(begin)

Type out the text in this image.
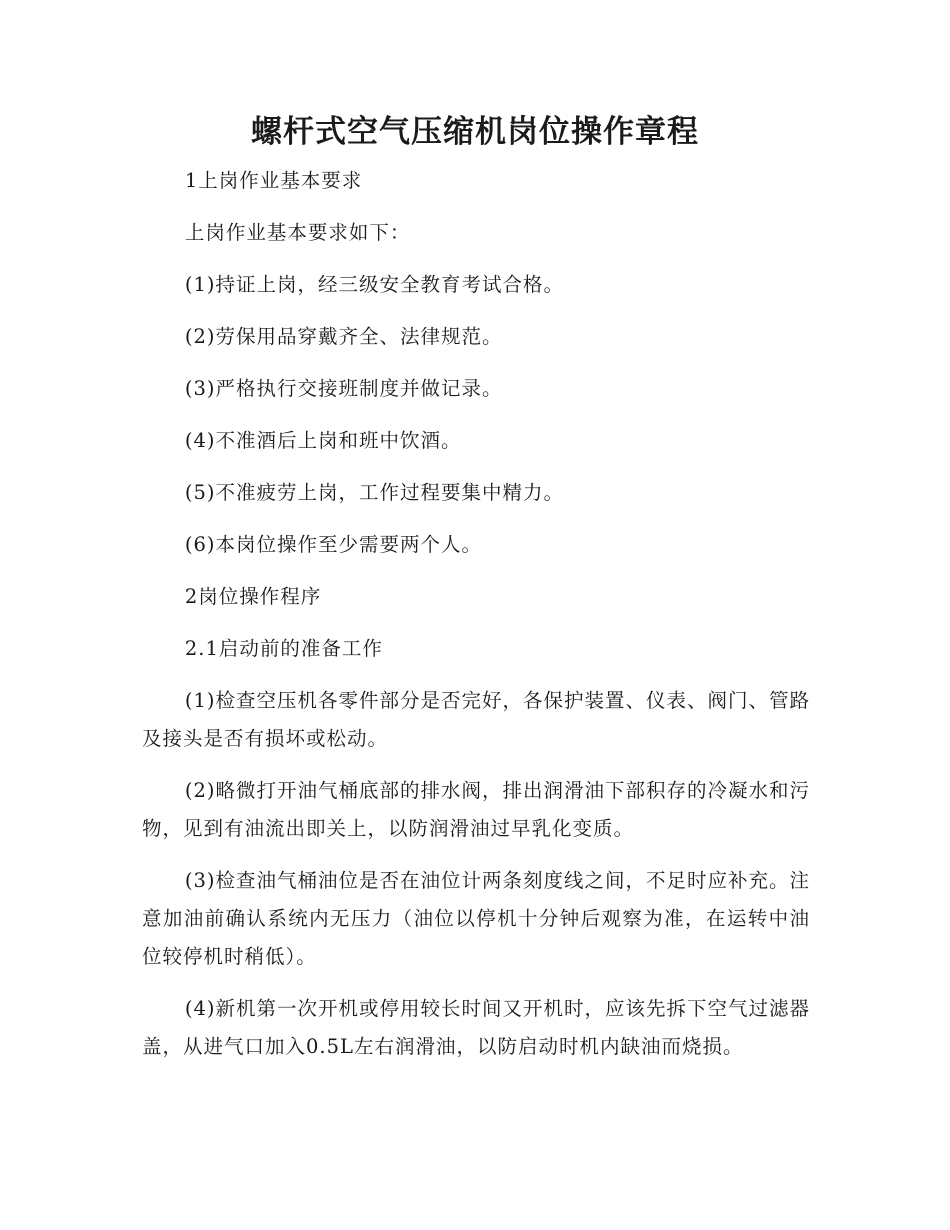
螺杆式空气压缩机岗位操作章程

1上岗作业基本要求

上岗作业基本要求如下：

(1)持证上岗，经三级安全教育考试合格。

(2)劳保用品穿戴齐全、法律规范。

(3)严格执行交接班制度并做记录。

(4)不准酒后上岗和班中饮酒。

(5)不准疲劳上岗，工作过程要集中精力。

(6)本岗位操作至少需要两个人。

2岗位操作程序

2.1启动前的准备工作

(1)检查空压机各零件部分是否完好，各保护装置、仪表、阀门、管路及接头是否有损坏或松动。

(2)略微打开油气桶底部的排水阀，排出润滑油下部积存的冷凝水和污物，见到有油流出即关上，以防润滑油过早乳化变质。

(3)检查油气桶油位是否在油位计两条刻度线之间，不足时应补充。注意加油前确认系统内无压力（油位以停机十分钟后观察为准，在运转中油位较停机时稍低）。

(4)新机第一次开机或停用较长时间又开机时，应该先拆下空气过滤器盖，从进气口加入0.5L左右润滑油，以防启动时机内缺油而烧损。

(end)

* Task objective
In your copy, leave out the pictures and reproduce the material above exactly.

* Answer for the task
Type out the text in this image.
螺杆式空气压缩机岗位操作章程

1上岗作业基本要求

上岗作业基本要求如下：

(1)持证上岗，经三级安全教育考试合格。

(2)劳保用品穿戴齐全、法律规范。

(3)严格执行交接班制度并做记录。

(4)不准酒后上岗和班中饮酒。

(5)不准疲劳上岗，工作过程要集中精力。

(6)本岗位操作至少需要两个人。

2岗位操作程序

2.1启动前的准备工作

(1)检查空压机各零件部分是否完好，各保护装置、仪表、阀门、管路及接头是否有损坏或松动。

(2)略微打开油气桶底部的排水阀，排出润滑油下部积存的冷凝水和污物，见到有油流出即关上，以防润滑油过早乳化变质。

(3)检查油气桶油位是否在油位计两条刻度线之间，不足时应补充。注意加油前确认系统内无压力（油位以停机十分钟后观察为准，在运转中油位较停机时稍低）。

(4)新机第一次开机或停用较长时间又开机时，应该先拆下空气过滤器盖，从进气口加入0.5L左右润滑油，以防启动时机内缺油而烧损。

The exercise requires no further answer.